■ Entries provided:
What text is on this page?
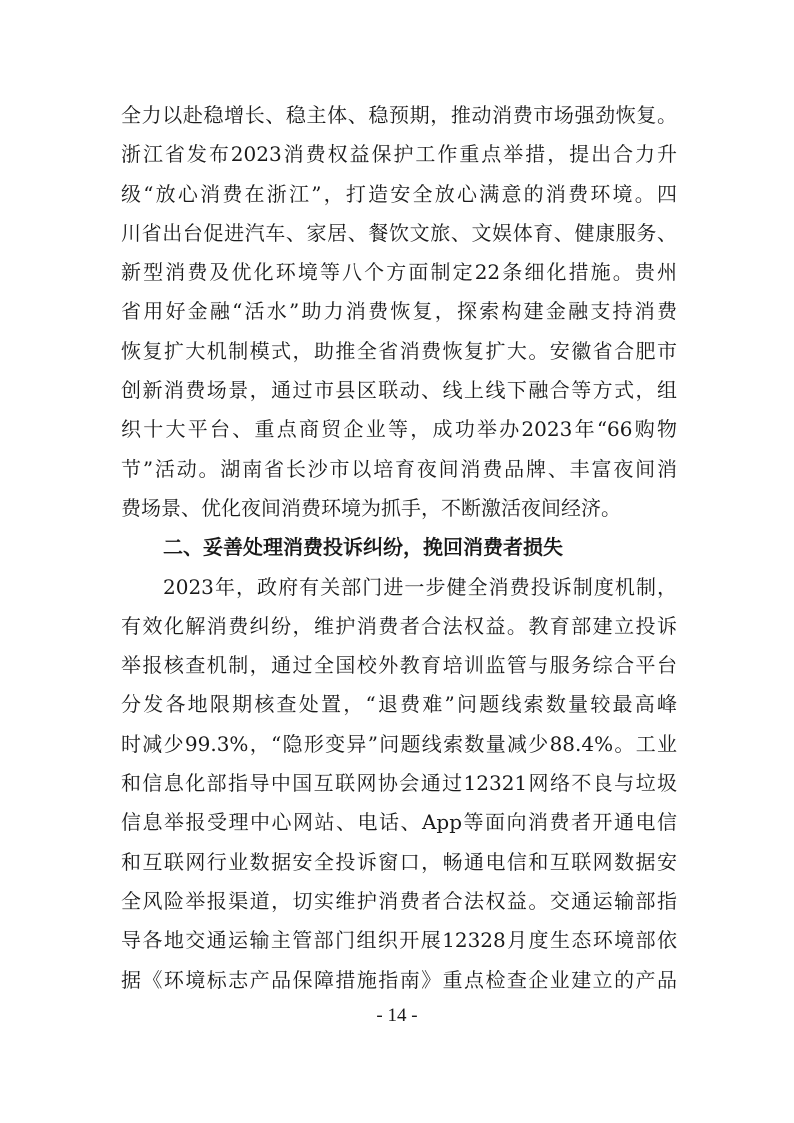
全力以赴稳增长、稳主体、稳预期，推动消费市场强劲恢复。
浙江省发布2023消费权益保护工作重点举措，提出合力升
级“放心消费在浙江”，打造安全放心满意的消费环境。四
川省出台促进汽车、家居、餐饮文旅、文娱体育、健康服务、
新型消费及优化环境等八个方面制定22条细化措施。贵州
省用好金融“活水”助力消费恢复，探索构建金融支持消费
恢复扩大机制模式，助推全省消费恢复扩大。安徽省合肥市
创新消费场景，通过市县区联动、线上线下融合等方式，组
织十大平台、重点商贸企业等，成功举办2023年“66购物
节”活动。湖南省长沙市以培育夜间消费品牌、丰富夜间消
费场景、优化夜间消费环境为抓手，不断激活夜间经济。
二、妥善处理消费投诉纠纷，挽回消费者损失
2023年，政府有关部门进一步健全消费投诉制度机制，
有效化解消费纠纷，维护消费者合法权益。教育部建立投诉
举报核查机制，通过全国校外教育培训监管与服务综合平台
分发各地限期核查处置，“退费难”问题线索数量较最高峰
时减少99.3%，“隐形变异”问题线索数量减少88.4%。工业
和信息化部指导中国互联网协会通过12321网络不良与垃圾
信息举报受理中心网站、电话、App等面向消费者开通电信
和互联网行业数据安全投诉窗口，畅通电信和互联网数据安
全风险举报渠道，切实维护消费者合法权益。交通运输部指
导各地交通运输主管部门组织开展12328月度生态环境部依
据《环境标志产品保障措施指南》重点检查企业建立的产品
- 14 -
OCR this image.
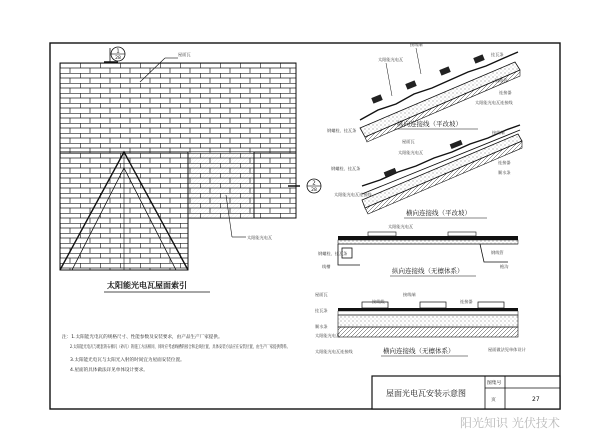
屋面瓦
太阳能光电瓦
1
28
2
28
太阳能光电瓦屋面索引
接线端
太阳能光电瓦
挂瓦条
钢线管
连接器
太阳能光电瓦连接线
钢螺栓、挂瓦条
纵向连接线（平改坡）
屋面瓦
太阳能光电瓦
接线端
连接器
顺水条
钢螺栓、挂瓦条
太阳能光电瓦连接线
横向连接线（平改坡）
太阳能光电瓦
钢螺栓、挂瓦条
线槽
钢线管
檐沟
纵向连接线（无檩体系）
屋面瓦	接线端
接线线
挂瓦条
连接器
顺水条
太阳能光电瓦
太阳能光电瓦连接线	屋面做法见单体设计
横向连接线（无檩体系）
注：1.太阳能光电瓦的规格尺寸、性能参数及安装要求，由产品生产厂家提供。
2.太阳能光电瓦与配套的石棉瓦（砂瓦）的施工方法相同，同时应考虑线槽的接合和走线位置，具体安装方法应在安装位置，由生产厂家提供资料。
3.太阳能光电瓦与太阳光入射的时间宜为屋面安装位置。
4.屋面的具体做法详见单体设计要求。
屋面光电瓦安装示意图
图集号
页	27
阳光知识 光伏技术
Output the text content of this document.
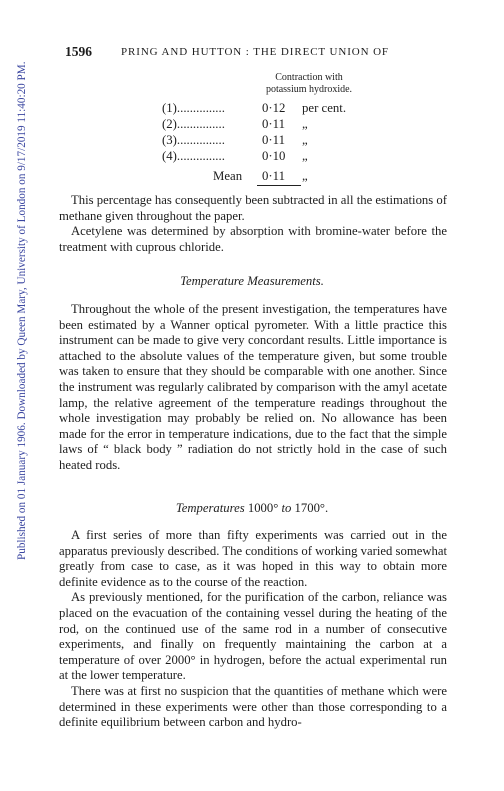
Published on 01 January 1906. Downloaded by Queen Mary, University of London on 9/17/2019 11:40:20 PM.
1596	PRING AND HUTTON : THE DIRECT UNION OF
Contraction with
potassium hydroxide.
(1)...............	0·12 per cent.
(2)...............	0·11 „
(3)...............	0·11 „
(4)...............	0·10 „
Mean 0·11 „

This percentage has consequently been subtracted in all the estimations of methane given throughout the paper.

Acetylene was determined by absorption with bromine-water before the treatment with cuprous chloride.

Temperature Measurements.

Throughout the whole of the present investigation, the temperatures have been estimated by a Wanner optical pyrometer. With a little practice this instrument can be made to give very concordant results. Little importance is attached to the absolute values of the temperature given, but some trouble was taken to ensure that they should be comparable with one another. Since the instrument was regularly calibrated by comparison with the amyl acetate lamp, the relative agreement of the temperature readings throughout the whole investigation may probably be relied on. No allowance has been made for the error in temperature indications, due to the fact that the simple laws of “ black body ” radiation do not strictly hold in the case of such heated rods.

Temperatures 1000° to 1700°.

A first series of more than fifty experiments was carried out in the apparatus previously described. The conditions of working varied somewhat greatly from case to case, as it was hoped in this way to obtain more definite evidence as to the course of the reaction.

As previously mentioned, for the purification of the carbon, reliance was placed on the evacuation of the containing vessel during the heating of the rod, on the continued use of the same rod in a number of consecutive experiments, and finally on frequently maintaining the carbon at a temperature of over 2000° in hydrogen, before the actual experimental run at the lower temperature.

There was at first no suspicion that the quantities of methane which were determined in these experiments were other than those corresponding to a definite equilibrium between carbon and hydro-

■ Exercise goal:
Of all the lines above, how many contain the word "text"? Give the number and nothing else.

■ Written response:
2